Given records ▸
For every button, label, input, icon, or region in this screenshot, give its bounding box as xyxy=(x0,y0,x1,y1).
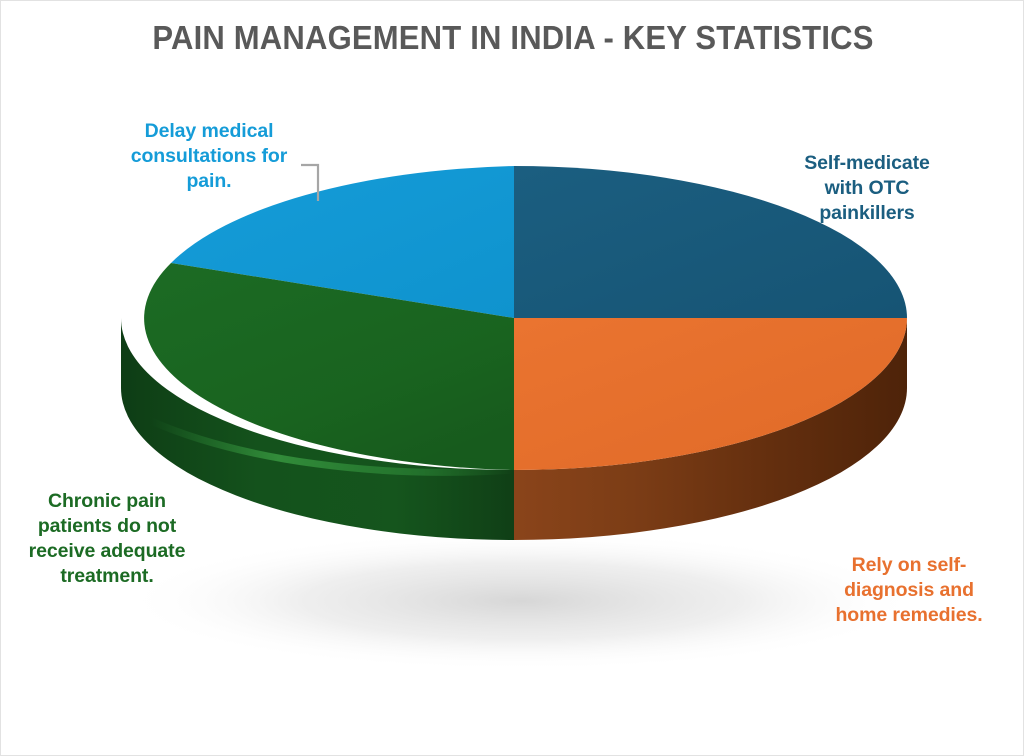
label-line: Rely on self- xyxy=(813,553,1005,578)
slice-label-self-diagnosis: Rely on self- diagnosis and home remedie… xyxy=(813,553,1005,628)
label-line: Delay medical xyxy=(109,119,309,144)
label-line: Chronic pain xyxy=(9,489,205,514)
label-line: receive adequate xyxy=(9,539,205,564)
label-line: pain. xyxy=(109,169,309,194)
slice-label-chronic-pain: Chronic pain patients do not receive ade… xyxy=(9,489,205,589)
pie-chart xyxy=(1,1,1024,756)
label-line: painkillers xyxy=(769,201,965,226)
label-line: diagnosis and xyxy=(813,578,1005,603)
label-line: consultations for xyxy=(109,144,309,169)
pie-chart-svg xyxy=(1,1,1024,756)
label-line: patients do not xyxy=(9,514,205,539)
slice-label-self-medicate: Self-medicate with OTC painkillers xyxy=(769,151,965,226)
label-line: treatment. xyxy=(9,564,205,589)
label-line: with OTC xyxy=(769,176,965,201)
label-line: Self-medicate xyxy=(769,151,965,176)
label-line: home remedies. xyxy=(813,603,1005,628)
slice-label-delay-consultations: Delay medical consultations for pain. xyxy=(109,119,309,194)
pie-drop-shadow xyxy=(121,531,921,671)
chart-canvas: PAIN MANAGEMENT IN INDIA - KEY STATISTIC… xyxy=(0,0,1024,756)
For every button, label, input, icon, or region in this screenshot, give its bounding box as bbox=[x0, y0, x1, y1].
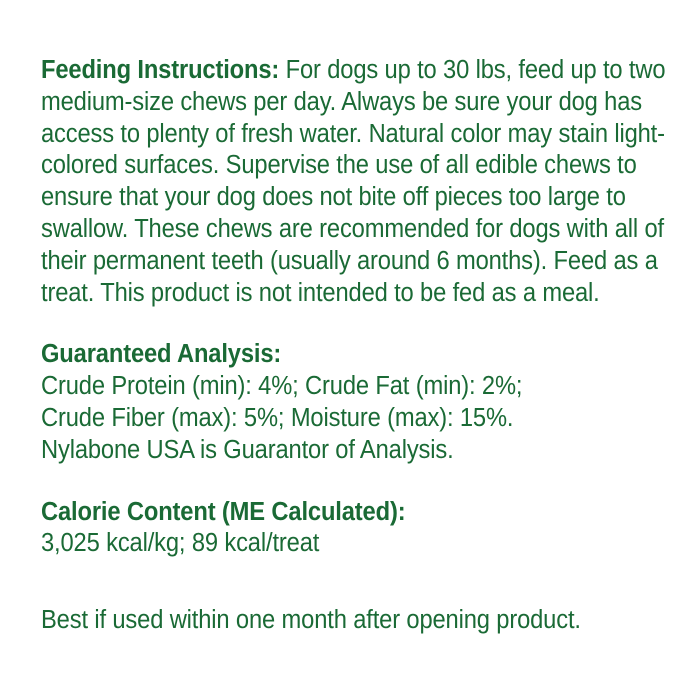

Your goal ▸ Would you return the whole listing exactly, without the pictures?

Answer to this task ▸
For every button, label, input, icon, or region in this screenshot, give its bounding box as xyxy=(x0,y0,x1,y1).
label-line: Rely on self- xyxy=(813,553,1005,578)
slice-label-self-diagnosis: Rely on self- diagnosis and home remedie… xyxy=(813,553,1005,628)
label-line: Delay medical xyxy=(109,119,309,144)
label-line: Chronic pain xyxy=(9,489,205,514)
label-line: receive adequate xyxy=(9,539,205,564)
label-line: pain. xyxy=(109,169,309,194)
slice-label-chronic-pain: Chronic pain patients do not receive ade… xyxy=(9,489,205,589)
pie-chart xyxy=(1,1,1024,756)
label-line: painkillers xyxy=(769,201,965,226)
label-line: diagnosis and xyxy=(813,578,1005,603)
label-line: consultations for xyxy=(109,144,309,169)
pie-chart-svg xyxy=(1,1,1024,756)
label-line: patients do not xyxy=(9,514,205,539)
slice-label-self-medicate: Self-medicate with OTC painkillers xyxy=(769,151,965,226)
label-line: treatment. xyxy=(9,564,205,589)
label-line: with OTC xyxy=(769,176,965,201)
label-line: Self-medicate xyxy=(769,151,965,176)
label-line: home remedies. xyxy=(813,603,1005,628)
slice-label-delay-consultations: Delay medical consultations for pain. xyxy=(109,119,309,194)
pie-drop-shadow xyxy=(121,531,921,671)
chart-canvas: PAIN MANAGEMENT IN INDIA - KEY STATISTIC… xyxy=(0,0,1024,756)
For every button, label, input, icon, or region in this screenshot, give its bounding box as bbox=[x0, y0, x1, y1].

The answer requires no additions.